Exercise details: Take from the listing each line that has the string "front".
## Begin Information given
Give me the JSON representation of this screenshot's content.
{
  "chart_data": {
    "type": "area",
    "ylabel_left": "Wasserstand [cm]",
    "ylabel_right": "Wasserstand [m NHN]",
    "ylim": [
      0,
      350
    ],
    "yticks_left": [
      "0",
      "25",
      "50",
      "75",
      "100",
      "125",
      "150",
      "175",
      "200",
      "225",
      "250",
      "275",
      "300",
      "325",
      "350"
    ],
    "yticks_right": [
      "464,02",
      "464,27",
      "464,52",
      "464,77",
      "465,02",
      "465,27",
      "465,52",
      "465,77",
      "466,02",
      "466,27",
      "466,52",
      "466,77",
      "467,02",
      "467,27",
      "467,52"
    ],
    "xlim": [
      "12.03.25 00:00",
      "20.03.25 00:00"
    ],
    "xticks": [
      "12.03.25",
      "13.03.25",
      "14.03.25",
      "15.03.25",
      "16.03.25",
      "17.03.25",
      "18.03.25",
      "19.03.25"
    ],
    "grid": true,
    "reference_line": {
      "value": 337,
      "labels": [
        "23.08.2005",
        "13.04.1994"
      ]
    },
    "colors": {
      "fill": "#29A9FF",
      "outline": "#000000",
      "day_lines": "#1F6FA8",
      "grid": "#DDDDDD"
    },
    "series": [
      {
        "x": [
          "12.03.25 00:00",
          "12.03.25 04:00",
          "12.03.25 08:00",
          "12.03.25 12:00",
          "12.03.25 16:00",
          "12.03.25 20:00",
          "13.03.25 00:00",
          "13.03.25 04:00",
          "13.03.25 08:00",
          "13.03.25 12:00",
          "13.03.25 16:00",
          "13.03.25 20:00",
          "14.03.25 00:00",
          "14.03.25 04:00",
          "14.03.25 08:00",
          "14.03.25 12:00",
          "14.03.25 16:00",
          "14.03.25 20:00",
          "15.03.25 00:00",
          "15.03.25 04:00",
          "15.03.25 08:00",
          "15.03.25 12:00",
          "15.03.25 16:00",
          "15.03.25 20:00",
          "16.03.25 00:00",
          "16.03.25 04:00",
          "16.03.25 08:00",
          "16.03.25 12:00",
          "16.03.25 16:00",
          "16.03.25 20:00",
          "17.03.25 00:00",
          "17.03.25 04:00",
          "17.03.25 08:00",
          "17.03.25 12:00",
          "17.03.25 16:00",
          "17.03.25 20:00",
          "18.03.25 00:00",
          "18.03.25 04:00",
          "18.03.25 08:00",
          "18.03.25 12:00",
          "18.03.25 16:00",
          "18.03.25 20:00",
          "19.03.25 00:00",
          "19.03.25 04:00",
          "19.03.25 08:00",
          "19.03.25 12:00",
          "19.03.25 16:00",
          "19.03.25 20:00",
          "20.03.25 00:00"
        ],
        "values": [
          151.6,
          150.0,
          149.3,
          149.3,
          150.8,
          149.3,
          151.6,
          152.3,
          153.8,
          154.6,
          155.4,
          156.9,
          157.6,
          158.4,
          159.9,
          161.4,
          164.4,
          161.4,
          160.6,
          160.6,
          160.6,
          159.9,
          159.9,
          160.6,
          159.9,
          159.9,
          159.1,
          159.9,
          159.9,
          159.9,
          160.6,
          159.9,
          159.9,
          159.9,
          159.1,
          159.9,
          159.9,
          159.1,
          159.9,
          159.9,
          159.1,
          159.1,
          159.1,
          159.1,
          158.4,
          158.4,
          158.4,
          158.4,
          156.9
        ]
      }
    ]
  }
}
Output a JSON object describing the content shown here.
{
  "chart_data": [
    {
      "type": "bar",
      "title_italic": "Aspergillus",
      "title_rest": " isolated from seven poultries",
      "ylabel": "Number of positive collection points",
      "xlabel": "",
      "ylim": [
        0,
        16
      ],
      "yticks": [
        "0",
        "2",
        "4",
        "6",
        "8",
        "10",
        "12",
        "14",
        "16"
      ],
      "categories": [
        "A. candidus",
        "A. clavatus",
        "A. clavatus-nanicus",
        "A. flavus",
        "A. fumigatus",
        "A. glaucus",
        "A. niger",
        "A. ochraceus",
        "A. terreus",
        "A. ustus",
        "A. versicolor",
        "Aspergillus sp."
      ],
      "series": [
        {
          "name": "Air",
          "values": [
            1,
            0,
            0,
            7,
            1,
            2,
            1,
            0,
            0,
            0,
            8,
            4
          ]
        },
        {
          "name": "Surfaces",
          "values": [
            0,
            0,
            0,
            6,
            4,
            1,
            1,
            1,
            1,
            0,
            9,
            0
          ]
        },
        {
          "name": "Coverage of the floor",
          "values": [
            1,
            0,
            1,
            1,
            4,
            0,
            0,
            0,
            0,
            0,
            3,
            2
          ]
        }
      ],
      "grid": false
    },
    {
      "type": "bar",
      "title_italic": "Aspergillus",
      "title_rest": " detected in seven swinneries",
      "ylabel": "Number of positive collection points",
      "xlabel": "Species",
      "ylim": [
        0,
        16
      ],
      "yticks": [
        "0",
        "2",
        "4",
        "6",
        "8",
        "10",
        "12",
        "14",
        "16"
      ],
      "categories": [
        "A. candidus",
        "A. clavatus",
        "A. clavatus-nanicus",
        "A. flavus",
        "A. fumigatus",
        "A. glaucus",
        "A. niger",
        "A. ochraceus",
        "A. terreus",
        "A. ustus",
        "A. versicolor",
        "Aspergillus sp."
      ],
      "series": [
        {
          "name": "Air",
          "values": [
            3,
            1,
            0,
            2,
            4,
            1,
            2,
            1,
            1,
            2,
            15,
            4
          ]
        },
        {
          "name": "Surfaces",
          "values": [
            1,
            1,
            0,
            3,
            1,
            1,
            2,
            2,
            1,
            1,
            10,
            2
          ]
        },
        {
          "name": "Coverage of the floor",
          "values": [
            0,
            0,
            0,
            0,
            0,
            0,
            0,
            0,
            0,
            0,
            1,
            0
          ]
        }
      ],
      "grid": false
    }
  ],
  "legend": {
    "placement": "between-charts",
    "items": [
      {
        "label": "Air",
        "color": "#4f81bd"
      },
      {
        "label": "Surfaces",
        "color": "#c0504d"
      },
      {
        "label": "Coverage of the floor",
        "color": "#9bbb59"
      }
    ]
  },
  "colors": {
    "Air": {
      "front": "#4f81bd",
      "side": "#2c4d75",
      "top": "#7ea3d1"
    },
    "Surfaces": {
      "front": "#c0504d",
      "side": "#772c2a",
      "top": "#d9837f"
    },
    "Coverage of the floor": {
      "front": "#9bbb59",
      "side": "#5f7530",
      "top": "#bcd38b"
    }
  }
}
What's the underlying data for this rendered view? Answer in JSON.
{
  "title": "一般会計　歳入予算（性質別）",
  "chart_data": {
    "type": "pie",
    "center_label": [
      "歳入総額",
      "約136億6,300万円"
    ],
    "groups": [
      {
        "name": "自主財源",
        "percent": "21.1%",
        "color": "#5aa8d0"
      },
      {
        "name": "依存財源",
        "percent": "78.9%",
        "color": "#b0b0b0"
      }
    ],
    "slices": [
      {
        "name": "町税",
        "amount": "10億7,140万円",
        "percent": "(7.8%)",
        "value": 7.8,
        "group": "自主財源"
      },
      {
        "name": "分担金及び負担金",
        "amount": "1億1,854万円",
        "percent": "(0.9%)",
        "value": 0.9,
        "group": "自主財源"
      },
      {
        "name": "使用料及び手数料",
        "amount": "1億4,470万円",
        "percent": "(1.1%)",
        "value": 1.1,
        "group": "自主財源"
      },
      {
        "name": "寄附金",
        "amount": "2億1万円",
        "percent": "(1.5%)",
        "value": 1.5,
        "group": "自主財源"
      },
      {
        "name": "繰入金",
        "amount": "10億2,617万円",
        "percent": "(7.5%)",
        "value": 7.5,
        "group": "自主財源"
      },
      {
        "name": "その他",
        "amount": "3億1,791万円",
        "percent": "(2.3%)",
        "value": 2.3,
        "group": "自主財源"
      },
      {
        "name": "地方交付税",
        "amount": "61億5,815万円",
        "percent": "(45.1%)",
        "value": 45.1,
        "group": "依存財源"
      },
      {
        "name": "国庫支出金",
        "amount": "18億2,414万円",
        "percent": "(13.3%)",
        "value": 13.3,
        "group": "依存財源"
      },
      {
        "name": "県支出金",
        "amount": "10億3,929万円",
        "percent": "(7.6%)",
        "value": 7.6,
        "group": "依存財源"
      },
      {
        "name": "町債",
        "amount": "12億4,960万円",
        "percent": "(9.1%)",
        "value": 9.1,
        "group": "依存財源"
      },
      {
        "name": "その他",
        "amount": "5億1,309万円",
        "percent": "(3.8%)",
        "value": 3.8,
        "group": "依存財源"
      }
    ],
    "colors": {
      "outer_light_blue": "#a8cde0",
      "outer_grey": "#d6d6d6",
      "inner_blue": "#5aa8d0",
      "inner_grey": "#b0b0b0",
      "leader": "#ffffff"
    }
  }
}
## End Information given
Exercise output:
      "front": "#4f81bd",
      "front": "#c0504d",
      "front": "#9bbb59",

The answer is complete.